### Exercise
Return the records, each one exactly as written.

--- begin ---

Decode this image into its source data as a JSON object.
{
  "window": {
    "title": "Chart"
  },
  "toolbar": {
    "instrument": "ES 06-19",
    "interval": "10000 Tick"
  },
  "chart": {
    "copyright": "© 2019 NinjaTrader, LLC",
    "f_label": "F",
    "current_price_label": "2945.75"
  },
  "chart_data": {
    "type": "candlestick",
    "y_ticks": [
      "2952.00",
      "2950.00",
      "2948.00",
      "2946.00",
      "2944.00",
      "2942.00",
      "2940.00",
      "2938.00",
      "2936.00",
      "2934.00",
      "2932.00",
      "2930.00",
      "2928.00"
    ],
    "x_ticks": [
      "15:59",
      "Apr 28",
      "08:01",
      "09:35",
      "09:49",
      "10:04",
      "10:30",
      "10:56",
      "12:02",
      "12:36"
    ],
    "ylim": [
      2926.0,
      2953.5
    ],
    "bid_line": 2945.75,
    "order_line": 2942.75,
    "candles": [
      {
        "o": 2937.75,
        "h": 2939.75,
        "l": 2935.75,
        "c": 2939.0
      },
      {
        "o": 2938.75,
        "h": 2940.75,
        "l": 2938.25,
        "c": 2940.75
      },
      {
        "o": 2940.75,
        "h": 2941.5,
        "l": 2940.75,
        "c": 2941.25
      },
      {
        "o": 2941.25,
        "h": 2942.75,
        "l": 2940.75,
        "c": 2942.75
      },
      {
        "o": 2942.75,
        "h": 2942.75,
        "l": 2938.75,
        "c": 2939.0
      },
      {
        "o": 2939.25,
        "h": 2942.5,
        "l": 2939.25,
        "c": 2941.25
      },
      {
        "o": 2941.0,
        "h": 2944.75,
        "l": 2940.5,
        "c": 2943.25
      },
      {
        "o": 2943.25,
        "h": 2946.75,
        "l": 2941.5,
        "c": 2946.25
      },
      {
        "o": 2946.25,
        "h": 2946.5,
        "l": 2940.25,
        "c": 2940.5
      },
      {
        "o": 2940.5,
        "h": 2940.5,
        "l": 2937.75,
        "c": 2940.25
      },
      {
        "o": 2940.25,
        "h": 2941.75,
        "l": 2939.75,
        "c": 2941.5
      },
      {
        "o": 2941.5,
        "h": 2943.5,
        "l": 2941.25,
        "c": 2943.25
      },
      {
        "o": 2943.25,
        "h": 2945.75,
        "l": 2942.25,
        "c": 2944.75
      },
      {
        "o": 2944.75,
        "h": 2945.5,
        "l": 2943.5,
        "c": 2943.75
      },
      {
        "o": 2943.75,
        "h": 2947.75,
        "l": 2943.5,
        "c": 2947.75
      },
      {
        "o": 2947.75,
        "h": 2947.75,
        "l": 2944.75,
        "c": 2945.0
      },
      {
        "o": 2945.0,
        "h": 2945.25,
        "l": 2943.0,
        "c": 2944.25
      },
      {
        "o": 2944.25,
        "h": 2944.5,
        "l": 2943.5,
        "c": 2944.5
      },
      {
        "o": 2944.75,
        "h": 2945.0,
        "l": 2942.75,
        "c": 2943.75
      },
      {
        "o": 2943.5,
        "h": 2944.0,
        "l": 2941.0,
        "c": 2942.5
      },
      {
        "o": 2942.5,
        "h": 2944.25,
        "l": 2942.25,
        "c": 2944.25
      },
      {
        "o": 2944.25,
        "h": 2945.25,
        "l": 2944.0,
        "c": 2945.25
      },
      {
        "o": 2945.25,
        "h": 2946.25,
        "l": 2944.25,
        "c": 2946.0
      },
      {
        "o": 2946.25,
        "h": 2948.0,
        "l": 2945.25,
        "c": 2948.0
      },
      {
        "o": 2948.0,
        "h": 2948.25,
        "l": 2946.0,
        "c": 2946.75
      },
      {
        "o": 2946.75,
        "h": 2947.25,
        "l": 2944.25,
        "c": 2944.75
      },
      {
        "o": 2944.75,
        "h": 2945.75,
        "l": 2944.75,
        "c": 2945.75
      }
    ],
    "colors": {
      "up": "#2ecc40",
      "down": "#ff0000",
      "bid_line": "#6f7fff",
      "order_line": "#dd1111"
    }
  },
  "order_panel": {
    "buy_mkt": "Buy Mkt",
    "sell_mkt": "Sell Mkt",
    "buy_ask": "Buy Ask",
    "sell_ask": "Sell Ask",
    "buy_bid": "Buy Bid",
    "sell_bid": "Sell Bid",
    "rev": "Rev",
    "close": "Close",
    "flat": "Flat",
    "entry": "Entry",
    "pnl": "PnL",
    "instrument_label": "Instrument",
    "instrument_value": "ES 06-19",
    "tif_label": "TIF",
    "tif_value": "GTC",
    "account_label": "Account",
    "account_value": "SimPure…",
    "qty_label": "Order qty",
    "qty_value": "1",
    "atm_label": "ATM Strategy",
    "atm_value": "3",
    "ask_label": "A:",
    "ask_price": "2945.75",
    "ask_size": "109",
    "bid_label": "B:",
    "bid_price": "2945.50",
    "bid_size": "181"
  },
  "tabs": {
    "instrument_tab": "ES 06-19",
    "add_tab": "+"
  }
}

--- end ---

### Complete answer
Decode this image into its source data as a JSON object.
{
  "window": {
    "title": "Chart"
  },
  "toolbar": {
    "instrument": "ES 06-19",
    "interval": "10000 Tick"
  },
  "chart": {
    "copyright": "© 2019 NinjaTrader, LLC",
    "f_label": "F",
    "current_price_label": "2945.75"
  },
  "chart_data": {
    "type": "candlestick",
    "y_ticks": [
      "2952.00",
      "2950.00",
      "2948.00",
      "2946.00",
      "2944.00",
      "2942.00",
      "2940.00",
      "2938.00",
      "2936.00",
      "2934.00",
      "2932.00",
      "2930.00",
      "2928.00"
    ],
    "x_ticks": [
      "15:59",
      "Apr 28",
      "08:01",
      "09:35",
      "09:49",
      "10:04",
      "10:30",
      "10:56",
      "12:02",
      "12:36"
    ],
    "ylim": [
      2926.0,
      2953.5
    ],
    "bid_line": 2945.75,
    "order_line": 2942.75,
    "candles": [
      {
        "o": 2937.75,
        "h": 2939.75,
        "l": 2935.75,
        "c": 2939.0
      },
      {
        "o": 2938.75,
        "h": 2940.75,
        "l": 2938.25,
        "c": 2940.75
      },
      {
        "o": 2940.75,
        "h": 2941.5,
        "l": 2940.75,
        "c": 2941.25
      },
      {
        "o": 2941.25,
        "h": 2942.75,
        "l": 2940.75,
        "c": 2942.75
      },
      {
        "o": 2942.75,
        "h": 2942.75,
        "l": 2938.75,
        "c": 2939.0
      },
      {
        "o": 2939.25,
        "h": 2942.5,
        "l": 2939.25,
        "c": 2941.25
      },
      {
        "o": 2941.0,
        "h": 2944.75,
        "l": 2940.5,
        "c": 2943.25
      },
      {
        "o": 2943.25,
        "h": 2946.75,
        "l": 2941.5,
        "c": 2946.25
      },
      {
        "o": 2946.25,
        "h": 2946.5,
        "l": 2940.25,
        "c": 2940.5
      },
      {
        "o": 2940.5,
        "h": 2940.5,
        "l": 2937.75,
        "c": 2940.25
      },
      {
        "o": 2940.25,
        "h": 2941.75,
        "l": 2939.75,
        "c": 2941.5
      },
      {
        "o": 2941.5,
        "h": 2943.5,
        "l": 2941.25,
        "c": 2943.25
      },
      {
        "o": 2943.25,
        "h": 2945.75,
        "l": 2942.25,
        "c": 2944.75
      },
      {
        "o": 2944.75,
        "h": 2945.5,
        "l": 2943.5,
        "c": 2943.75
      },
      {
        "o": 2943.75,
        "h": 2947.75,
        "l": 2943.5,
        "c": 2947.75
      },
      {
        "o": 2947.75,
        "h": 2947.75,
        "l": 2944.75,
        "c": 2945.0
      },
      {
        "o": 2945.0,
        "h": 2945.25,
        "l": 2943.0,
        "c": 2944.25
      },
      {
        "o": 2944.25,
        "h": 2944.5,
        "l": 2943.5,
        "c": 2944.5
      },
      {
        "o": 2944.75,
        "h": 2945.0,
        "l": 2942.75,
        "c": 2943.75
      },
      {
        "o": 2943.5,
        "h": 2944.0,
        "l": 2941.0,
        "c": 2942.5
      },
      {
        "o": 2942.5,
        "h": 2944.25,
        "l": 2942.25,
        "c": 2944.25
      },
      {
        "o": 2944.25,
        "h": 2945.25,
        "l": 2944.0,
        "c": 2945.25
      },
      {
        "o": 2945.25,
        "h": 2946.25,
        "l": 2944.25,
        "c": 2946.0
      },
      {
        "o": 2946.25,
        "h": 2948.0,
        "l": 2945.25,
        "c": 2948.0
      },
      {
        "o": 2948.0,
        "h": 2948.25,
        "l": 2946.0,
        "c": 2946.75
      },
      {
        "o": 2946.75,
        "h": 2947.25,
        "l": 2944.25,
        "c": 2944.75
      },
      {
        "o": 2944.75,
        "h": 2945.75,
        "l": 2944.75,
        "c": 2945.75
      }
    ],
    "colors": {
      "up": "#2ecc40",
      "down": "#ff0000",
      "bid_line": "#6f7fff",
      "order_line": "#dd1111"
    }
  },
  "order_panel": {
    "buy_mkt": "Buy Mkt",
    "sell_mkt": "Sell Mkt",
    "buy_ask": "Buy Ask",
    "sell_ask": "Sell Ask",
    "buy_bid": "Buy Bid",
    "sell_bid": "Sell Bid",
    "rev": "Rev",
    "close": "Close",
    "flat": "Flat",
    "entry": "Entry",
    "pnl": "PnL",
    "instrument_label": "Instrument",
    "instrument_value": "ES 06-19",
    "tif_label": "TIF",
    "tif_value": "GTC",
    "account_label": "Account",
    "account_value": "SimPure…",
    "qty_label": "Order qty",
    "qty_value": "1",
    "atm_label": "ATM Strategy",
    "atm_value": "3",
    "ask_label": "A:",
    "ask_price": "2945.75",
    "ask_size": "109",
    "bid_label": "B:",
    "bid_price": "2945.50",
    "bid_size": "181"
  },
  "tabs": {
    "instrument_tab": "ES 06-19",
    "add_tab": "+"
  }
}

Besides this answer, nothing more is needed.